╔══
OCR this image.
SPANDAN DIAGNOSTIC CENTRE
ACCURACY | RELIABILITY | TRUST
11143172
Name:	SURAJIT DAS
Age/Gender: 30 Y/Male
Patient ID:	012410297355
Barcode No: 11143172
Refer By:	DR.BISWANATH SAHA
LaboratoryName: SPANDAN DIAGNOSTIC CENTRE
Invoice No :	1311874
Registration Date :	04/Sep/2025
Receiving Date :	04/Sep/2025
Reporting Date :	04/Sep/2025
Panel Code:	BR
╚══
*Your goal*: Once more, set down the full listing, verbatim.

*Completed exercise*:
OCR this image.
SPANDAN DIAGNOSTIC CENTRE
ACCURACY | RELIABILITY | TRUST
11143172
Name:	SURAJIT DAS
Age/Gender: 30 Y/Male
Patient ID:	012410297355
Barcode No: 11143172
Refer By:	DR.BISWANATH SAHA
LaboratoryName: SPANDAN DIAGNOSTIC CENTRE
Invoice No :	1311874
Registration Date :	04/Sep/2025
Receiving Date :	04/Sep/2025
Reporting Date :	04/Sep/2025
Panel Code:	BR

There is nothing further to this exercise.